### The problem
Every record must be written out once more, with nothing added or omitted.
───── Records shown
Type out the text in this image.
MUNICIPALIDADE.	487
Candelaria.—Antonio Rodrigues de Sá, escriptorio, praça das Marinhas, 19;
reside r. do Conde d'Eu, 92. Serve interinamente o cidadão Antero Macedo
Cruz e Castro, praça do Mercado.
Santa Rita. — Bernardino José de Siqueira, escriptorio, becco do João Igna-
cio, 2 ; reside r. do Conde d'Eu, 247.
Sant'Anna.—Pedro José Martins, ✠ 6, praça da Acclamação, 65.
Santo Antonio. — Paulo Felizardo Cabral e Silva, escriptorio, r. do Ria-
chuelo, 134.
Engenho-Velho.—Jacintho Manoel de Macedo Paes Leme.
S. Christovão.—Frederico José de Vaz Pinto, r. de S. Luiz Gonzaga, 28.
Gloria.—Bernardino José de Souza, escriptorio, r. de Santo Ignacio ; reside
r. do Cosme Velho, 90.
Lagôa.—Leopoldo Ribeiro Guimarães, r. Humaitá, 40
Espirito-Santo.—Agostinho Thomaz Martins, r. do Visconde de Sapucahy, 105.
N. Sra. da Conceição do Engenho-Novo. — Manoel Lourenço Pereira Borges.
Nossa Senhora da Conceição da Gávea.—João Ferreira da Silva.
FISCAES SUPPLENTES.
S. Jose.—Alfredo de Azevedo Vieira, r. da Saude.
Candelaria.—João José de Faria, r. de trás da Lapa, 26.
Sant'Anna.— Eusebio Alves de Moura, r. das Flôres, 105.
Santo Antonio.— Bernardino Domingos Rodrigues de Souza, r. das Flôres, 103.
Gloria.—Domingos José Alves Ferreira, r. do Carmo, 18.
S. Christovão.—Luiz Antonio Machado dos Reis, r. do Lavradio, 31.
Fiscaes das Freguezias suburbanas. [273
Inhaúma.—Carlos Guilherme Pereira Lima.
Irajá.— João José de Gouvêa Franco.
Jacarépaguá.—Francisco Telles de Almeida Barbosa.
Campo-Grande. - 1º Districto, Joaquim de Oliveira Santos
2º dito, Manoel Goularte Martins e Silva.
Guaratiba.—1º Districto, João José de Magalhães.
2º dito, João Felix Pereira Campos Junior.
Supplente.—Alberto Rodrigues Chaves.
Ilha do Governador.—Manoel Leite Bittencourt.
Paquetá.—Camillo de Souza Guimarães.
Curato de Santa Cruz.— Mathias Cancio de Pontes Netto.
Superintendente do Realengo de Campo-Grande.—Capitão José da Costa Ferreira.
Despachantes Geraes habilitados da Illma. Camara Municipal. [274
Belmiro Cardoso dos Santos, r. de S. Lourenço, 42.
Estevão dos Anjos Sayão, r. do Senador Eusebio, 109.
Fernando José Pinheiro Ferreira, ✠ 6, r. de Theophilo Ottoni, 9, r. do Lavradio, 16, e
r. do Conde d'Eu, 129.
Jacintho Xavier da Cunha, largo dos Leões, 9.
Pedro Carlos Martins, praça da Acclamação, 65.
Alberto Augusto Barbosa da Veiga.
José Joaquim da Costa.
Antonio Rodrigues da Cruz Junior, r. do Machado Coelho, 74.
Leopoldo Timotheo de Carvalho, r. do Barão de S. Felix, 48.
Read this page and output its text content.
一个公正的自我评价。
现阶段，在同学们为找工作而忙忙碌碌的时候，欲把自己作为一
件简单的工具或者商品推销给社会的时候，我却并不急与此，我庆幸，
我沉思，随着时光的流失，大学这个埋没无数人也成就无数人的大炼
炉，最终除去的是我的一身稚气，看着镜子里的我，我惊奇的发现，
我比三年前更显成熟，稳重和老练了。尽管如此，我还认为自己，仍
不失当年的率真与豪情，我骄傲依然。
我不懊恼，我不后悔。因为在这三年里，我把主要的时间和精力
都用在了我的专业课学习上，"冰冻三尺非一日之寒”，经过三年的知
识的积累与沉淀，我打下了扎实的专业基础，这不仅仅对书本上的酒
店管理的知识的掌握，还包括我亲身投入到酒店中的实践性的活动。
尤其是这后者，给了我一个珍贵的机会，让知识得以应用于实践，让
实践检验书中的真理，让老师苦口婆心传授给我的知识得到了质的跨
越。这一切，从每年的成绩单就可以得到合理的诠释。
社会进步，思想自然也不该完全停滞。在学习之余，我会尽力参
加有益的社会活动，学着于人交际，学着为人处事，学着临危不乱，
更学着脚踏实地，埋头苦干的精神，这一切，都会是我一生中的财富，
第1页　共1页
──────────
### Written answer
Type out the text in this image.
MUNICIPALIDADE.	487
Candelaria.—Antonio Rodrigues de Sá, escriptorio, praça das Marinhas, 19;
reside r. do Conde d'Eu, 92. Serve interinamente o cidadão Antero Macedo
Cruz e Castro, praça do Mercado.
Santa Rita. — Bernardino José de Siqueira, escriptorio, becco do João Igna-
cio, 2 ; reside r. do Conde d'Eu, 247.
Sant'Anna.—Pedro José Martins, ✠ 6, praça da Acclamação, 65.
Santo Antonio. — Paulo Felizardo Cabral e Silva, escriptorio, r. do Ria-
chuelo, 134.
Engenho-Velho.—Jacintho Manoel de Macedo Paes Leme.
S. Christovão.—Frederico José de Vaz Pinto, r. de S. Luiz Gonzaga, 28.
Gloria.—Bernardino José de Souza, escriptorio, r. de Santo Ignacio ; reside
r. do Cosme Velho, 90.
Lagôa.—Leopoldo Ribeiro Guimarães, r. Humaitá, 40
Espirito-Santo.—Agostinho Thomaz Martins, r. do Visconde de Sapucahy, 105.
N. Sra. da Conceição do Engenho-Novo. — Manoel Lourenço Pereira Borges.
Nossa Senhora da Conceição da Gávea.—João Ferreira da Silva.
FISCAES SUPPLENTES.
S. Jose.—Alfredo de Azevedo Vieira, r. da Saude.
Candelaria.—João José de Faria, r. de trás da Lapa, 26.
Sant'Anna.— Eusebio Alves de Moura, r. das Flôres, 105.
Santo Antonio.— Bernardino Domingos Rodrigues de Souza, r. das Flôres, 103.
Gloria.—Domingos José Alves Ferreira, r. do Carmo, 18.
S. Christovão.—Luiz Antonio Machado dos Reis, r. do Lavradio, 31.
Fiscaes das Freguezias suburbanas. [273
Inhaúma.—Carlos Guilherme Pereira Lima.
Irajá.— João José de Gouvêa Franco.
Jacarépaguá.—Francisco Telles de Almeida Barbosa.
Campo-Grande. - 1º Districto, Joaquim de Oliveira Santos
2º dito, Manoel Goularte Martins e Silva.
Guaratiba.—1º Districto, João José de Magalhães.
2º dito, João Felix Pereira Campos Junior.
Supplente.—Alberto Rodrigues Chaves.
Ilha do Governador.—Manoel Leite Bittencourt.
Paquetá.—Camillo de Souza Guimarães.
Curato de Santa Cruz.— Mathias Cancio de Pontes Netto.
Superintendente do Realengo de Campo-Grande.—Capitão José da Costa Ferreira.
Despachantes Geraes habilitados da Illma. Camara Municipal. [274
Belmiro Cardoso dos Santos, r. de S. Lourenço, 42.
Estevão dos Anjos Sayão, r. do Senador Eusebio, 109.
Fernando José Pinheiro Ferreira, ✠ 6, r. de Theophilo Ottoni, 9, r. do Lavradio, 16, e
r. do Conde d'Eu, 129.
Jacintho Xavier da Cunha, largo dos Leões, 9.
Pedro Carlos Martins, praça da Acclamação, 65.
Alberto Augusto Barbosa da Veiga.
José Joaquim da Costa.
Antonio Rodrigues da Cruz Junior, r. do Machado Coelho, 74.
Leopoldo Timotheo de Carvalho, r. do Barão de S. Felix, 48.
Read this page and output its text content.
一个公正的自我评价。
现阶段，在同学们为找工作而忙忙碌碌的时候，欲把自己作为一
件简单的工具或者商品推销给社会的时候，我却并不急与此，我庆幸，
我沉思，随着时光的流失，大学这个埋没无数人也成就无数人的大炼
炉，最终除去的是我的一身稚气，看着镜子里的我，我惊奇的发现，
我比三年前更显成熟，稳重和老练了。尽管如此，我还认为自己，仍
不失当年的率真与豪情，我骄傲依然。
我不懊恼，我不后悔。因为在这三年里，我把主要的时间和精力
都用在了我的专业课学习上，"冰冻三尺非一日之寒”，经过三年的知
识的积累与沉淀，我打下了扎实的专业基础，这不仅仅对书本上的酒
店管理的知识的掌握，还包括我亲身投入到酒店中的实践性的活动。
尤其是这后者，给了我一个珍贵的机会，让知识得以应用于实践，让
实践检验书中的真理，让老师苦口婆心传授给我的知识得到了质的跨
越。这一切，从每年的成绩单就可以得到合理的诠释。
社会进步，思想自然也不该完全停滞。在学习之余，我会尽力参
加有益的社会活动，学着于人交际，学着为人处事，学着临危不乱，
更学着脚踏实地，埋头苦干的精神，这一切，都会是我一生中的财富，
第1页　共1页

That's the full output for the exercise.